Each line of the data that includes the string "temperature" is to be copied out.

----- Data supplied -----

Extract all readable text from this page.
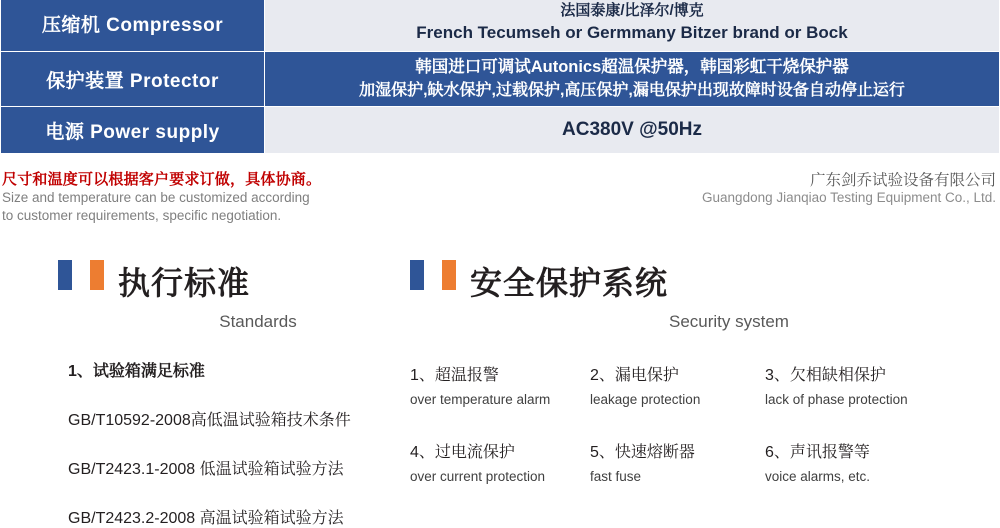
压缩机 Compressor	法国泰康/比泽尔/博克
French Tecumseh or Germmany Bitzer brand or Bock

保护装置 Protector	韩国进口可调试Autonics超温保护器，韩国彩虹干烧保护器
加湿保护,缺水保护,过载保护,高压保护,漏电保护出现故障时设备自动停止运行

电源 Power supply	AC380V @50Hz
尺寸和温度可以根据客户要求订做，具体协商。
Size and temperature can be customized according
to customer requirements, specific negotiation.
广东剑乔试验设备有限公司
Guangdong Jianqiao Testing Equipment Co., Ltd.
执行标准
Standards
1、试验箱满足标准
GB/T10592-2008高低温试验箱技术条件
GB/T2423.1-2008 低温试验箱试验方法
GB/T2423.2-2008 高温试验箱试验方法
安全保护系统
Security system
1、超温报警
over temperature alarm
2、漏电保护
leakage protection
3、欠相缺相保护
lack of phase protection
4、过电流保护
over current protection
5、快速熔断器
fast fuse
6、声讯报警等
voice alarms, etc.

-----

- _Problem solution_:
Size and temperature can be customized according
over temperature alarm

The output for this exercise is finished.